-------- TEXT TO READ --------
Australia shows the world how NOT to run an online census as someone stuffed up their load calculations in a BIG WAY. #CensusFail
On 9th August 2016, Australia was meant to have had its first online census.
What happened instead out to be a farce – a non-event as millions of us tried to log in to complete the form, only to find that the website was down.
The lead up to the census was controversial enough, with strong privacy concerns over the retention of personally identifiable information. But that was only a sneak preview of the monumental stuff up that would happen on Census Night when millions were unable to participate in the census because the servers were down.
While hackers were initially blamed for the downtime, could it have been plain incompetence? But before I dive into that, here’s some background for our friends living outside Australia.
The Census 2016 had already drawn oppositions from politicians who raised strong privacy concerns over sharing sensitive personally identifiable information with the Australian Bureau of Statistics (ABS). The problem was twofold: the retention of names for a period of 4 years (previously only 18 months) and the assigning of a unique ID to each person to personally track individuals over the course of their lives in subsequent censuses. Thus the census would change from being a snapshot view into a longitudinal study.
However, it is compulsory to answer every question in the census form, including names and addresses. The government had announced to fine every citizen $180 per day cumulatively for every day of non-compliance. Despite this, several senators announced they would refuse to divulge their name and address in the census form. The hope was that if enough Australians followed suit, it would become exceedingly difficult to fine the large number who failed to comply with census regulations.
The Government’s counter argument to privacy concerns were rather nonsensical: statements that the collection of personal data by the ABS was no worse than “Facebook” or a “supermarket loyalty card”.
On census night things worked for a bit… and then fell over…
census.abs.gov.au – that’s where Australians had to go to complete their census forums.
About 2 million census forms were submitted on census night, before the system fell over. Australians looking to complete the census later in the night, myself included, were greeted with this wonderful page.
--------
REQUEST 1: Starting at the first row and ending at the row that contains "y-tick-label: 80 (52, 79, 66, 93)", switch "plot-frame" to "plot-border" and give back only those rows, with everything else left unchanged.
The rows have no connection to the census article.
-------- EXERCISE INPUT --------
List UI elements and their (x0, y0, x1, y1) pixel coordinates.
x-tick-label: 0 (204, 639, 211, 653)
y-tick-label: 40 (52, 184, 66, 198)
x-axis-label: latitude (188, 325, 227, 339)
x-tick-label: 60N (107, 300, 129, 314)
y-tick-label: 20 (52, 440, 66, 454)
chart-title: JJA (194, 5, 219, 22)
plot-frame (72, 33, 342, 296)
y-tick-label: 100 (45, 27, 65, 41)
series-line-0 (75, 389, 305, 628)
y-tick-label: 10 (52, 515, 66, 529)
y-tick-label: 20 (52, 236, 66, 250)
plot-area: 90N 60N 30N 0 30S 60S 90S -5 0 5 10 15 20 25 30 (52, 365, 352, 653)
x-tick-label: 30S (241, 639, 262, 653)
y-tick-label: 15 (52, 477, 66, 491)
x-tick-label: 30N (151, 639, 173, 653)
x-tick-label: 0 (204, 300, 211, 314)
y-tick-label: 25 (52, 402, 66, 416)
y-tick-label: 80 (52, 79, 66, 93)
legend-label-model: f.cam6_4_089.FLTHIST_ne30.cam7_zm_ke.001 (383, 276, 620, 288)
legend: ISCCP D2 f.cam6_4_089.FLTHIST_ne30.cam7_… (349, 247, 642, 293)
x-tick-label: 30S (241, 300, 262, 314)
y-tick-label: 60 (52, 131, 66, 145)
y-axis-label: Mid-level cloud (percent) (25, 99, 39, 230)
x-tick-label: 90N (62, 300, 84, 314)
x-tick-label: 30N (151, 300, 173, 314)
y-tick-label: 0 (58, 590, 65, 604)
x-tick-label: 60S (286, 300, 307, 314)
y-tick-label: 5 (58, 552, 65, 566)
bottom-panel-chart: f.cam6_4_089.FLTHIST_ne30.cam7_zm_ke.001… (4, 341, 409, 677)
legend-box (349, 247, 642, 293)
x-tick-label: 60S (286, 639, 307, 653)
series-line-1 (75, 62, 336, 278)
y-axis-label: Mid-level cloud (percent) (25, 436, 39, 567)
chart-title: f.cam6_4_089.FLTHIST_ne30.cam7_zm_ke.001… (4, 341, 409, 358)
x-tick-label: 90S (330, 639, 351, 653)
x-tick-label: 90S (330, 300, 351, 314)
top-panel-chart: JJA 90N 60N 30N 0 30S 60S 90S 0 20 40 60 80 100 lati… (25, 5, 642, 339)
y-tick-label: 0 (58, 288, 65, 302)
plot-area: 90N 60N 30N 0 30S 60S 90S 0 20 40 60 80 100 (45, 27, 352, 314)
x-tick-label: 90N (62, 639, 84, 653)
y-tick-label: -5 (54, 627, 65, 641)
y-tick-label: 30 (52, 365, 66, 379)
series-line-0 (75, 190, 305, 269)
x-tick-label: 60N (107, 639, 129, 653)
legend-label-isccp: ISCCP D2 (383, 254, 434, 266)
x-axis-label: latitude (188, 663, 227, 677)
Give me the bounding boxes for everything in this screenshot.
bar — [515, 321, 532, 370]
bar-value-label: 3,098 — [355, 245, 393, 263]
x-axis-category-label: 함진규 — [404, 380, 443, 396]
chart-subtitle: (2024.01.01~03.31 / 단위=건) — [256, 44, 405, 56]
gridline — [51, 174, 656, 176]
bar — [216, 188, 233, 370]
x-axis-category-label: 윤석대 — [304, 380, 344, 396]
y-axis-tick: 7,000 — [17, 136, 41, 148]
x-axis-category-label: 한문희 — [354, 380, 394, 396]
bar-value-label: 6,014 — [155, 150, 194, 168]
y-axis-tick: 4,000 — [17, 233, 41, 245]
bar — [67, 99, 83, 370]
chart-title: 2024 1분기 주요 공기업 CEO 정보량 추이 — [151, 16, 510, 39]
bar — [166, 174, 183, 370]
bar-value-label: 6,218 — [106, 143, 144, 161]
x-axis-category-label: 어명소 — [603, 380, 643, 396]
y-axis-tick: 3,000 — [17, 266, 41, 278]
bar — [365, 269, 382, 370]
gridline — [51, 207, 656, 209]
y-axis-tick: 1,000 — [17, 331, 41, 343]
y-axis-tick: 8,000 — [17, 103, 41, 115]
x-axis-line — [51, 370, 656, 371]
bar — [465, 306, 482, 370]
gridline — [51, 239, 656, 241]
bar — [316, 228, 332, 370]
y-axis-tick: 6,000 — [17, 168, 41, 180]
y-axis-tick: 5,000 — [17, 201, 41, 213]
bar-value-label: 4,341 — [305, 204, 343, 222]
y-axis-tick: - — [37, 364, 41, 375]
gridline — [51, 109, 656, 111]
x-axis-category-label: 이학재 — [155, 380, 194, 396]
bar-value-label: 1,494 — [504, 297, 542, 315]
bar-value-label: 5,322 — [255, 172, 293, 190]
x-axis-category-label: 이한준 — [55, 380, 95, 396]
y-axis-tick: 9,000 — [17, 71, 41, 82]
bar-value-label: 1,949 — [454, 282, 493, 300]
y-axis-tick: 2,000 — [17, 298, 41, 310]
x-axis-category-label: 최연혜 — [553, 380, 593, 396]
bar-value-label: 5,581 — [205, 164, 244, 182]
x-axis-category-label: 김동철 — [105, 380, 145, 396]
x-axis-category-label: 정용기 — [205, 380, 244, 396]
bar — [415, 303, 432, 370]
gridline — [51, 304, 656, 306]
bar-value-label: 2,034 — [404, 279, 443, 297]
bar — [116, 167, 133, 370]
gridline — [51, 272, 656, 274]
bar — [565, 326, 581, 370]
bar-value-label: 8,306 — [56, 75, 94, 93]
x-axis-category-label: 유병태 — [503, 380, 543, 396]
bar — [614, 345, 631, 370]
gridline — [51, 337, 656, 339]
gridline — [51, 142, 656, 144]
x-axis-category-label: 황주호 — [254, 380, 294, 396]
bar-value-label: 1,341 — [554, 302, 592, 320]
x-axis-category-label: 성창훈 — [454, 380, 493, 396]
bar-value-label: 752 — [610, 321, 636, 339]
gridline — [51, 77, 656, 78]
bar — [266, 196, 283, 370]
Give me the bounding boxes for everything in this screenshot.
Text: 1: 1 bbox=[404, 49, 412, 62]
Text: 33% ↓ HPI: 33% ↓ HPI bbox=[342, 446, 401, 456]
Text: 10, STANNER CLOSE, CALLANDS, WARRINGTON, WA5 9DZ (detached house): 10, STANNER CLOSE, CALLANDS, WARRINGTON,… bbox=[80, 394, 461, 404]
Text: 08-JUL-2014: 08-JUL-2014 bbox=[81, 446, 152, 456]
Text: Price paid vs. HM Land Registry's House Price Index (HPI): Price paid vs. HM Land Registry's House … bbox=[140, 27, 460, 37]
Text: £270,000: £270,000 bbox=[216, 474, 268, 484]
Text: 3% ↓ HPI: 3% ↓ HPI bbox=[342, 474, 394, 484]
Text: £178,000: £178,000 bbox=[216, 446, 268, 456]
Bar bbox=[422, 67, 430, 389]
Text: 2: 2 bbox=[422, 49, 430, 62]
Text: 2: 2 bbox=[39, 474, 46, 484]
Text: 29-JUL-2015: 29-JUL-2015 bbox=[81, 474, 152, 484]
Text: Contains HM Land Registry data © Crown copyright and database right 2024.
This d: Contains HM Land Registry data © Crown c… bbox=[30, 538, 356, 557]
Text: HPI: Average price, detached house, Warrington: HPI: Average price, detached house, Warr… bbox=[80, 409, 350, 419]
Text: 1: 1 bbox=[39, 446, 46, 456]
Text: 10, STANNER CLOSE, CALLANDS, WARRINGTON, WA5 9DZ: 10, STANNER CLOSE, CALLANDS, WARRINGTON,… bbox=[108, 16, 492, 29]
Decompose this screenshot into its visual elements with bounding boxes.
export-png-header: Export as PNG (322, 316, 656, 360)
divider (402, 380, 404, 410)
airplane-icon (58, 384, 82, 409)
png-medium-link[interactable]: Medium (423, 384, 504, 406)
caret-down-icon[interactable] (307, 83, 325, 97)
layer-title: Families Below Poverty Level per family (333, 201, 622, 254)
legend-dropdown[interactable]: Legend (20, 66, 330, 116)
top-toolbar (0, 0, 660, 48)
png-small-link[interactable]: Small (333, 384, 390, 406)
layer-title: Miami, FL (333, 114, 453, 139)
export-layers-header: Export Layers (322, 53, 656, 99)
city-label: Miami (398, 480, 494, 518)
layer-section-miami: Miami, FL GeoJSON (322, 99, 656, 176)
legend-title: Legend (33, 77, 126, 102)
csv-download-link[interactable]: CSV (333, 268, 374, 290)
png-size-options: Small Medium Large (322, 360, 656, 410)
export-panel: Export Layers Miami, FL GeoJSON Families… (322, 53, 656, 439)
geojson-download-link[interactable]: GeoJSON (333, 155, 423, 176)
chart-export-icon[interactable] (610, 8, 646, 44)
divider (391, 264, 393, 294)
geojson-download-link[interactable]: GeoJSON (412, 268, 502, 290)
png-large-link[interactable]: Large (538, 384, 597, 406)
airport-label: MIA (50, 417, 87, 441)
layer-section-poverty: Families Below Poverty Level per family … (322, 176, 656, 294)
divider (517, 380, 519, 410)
--------
REQUEST 2: Please print the census article again in full, word for word.

OUTPUT 1:
List UI elements and their (x0, y0, x1, y1) pixel coordinates.
x-tick-label: 0 (204, 639, 211, 653)
y-tick-label: 40 (52, 184, 66, 198)
x-axis-label: latitude (188, 325, 227, 339)
x-tick-label: 60N (107, 300, 129, 314)
y-tick-label: 20 (52, 440, 66, 454)
chart-title: JJA (194, 5, 219, 22)
plot-border (72, 33, 342, 296)
y-tick-label: 100 (45, 27, 65, 41)
series-line-0 (75, 389, 305, 628)
y-tick-label: 10 (52, 515, 66, 529)
y-tick-label: 20 (52, 236, 66, 250)
plot-area: 90N 60N 30N 0 30S 60S 90S -5 0 5 10 15 20 25 30 (52, 365, 352, 653)
x-tick-label: 30S (241, 639, 262, 653)
y-tick-label: 15 (52, 477, 66, 491)
x-tick-label: 30N (151, 639, 173, 653)
x-tick-label: 0 (204, 300, 211, 314)
y-tick-label: 25 (52, 402, 66, 416)
y-tick-label: 80 (52, 79, 66, 93)

OUTPUT 2:
Australia shows the world how NOT to run an online census as someone stuffed up their load calculations in a BIG WAY. #CensusFail
On 9th August 2016, Australia was meant to have had its first online census.
What happened instead out to be a farce – a non-event as millions of us tried to log in to complete the form, only to find that the website was down.
The lead up to the census was controversial enough, with strong privacy concerns over the retention of personally identifiable information. But that was only a sneak preview of the monumental stuff up that would happen on Census Night when millions were unable to participate in the census because the servers were down.
While hackers were initially blamed for the downtime, could it have been plain incompetence? But before I dive into that, here’s some background for our friends living outside Australia.
The Census 2016 had already drawn oppositions from politicians who raised strong privacy concerns over sharing sensitive personally identifiable information with the Australian Bureau of Statistics (ABS). The problem was twofold: the retention of names for a period of 4 years (previously only 18 months) and the assigning of a unique ID to each person to personally track individuals over the course of their lives in subsequent censuses. Thus the census would change from being a snapshot view into a longitudinal study.
However, it is compulsory to answer every question in the census form, including names and addresses. The government had announced to fine every citizen $180 per day cumulatively for every day of non-compliance. Despite this, several senators announced they would refuse to divulge their name and address in the census form. The hope was that if enough Australians followed suit, it would become exceedingly difficult to fine the large number who failed to comply with census regulations.
The Government’s counter argument to privacy concerns were rather nonsensical: statements that the collection of personal data by the ABS was no worse than “Facebook” or a “supermarket loyalty card”.
On census night things worked for a bit… and then fell over…
census.abs.gov.au – that’s where Australians had to go to complete their census forums.
About 2 million census forms were submitted on census night, before the system fell over. Australians looking to complete the census later in the night, myself included, were greeted with this wonderful page.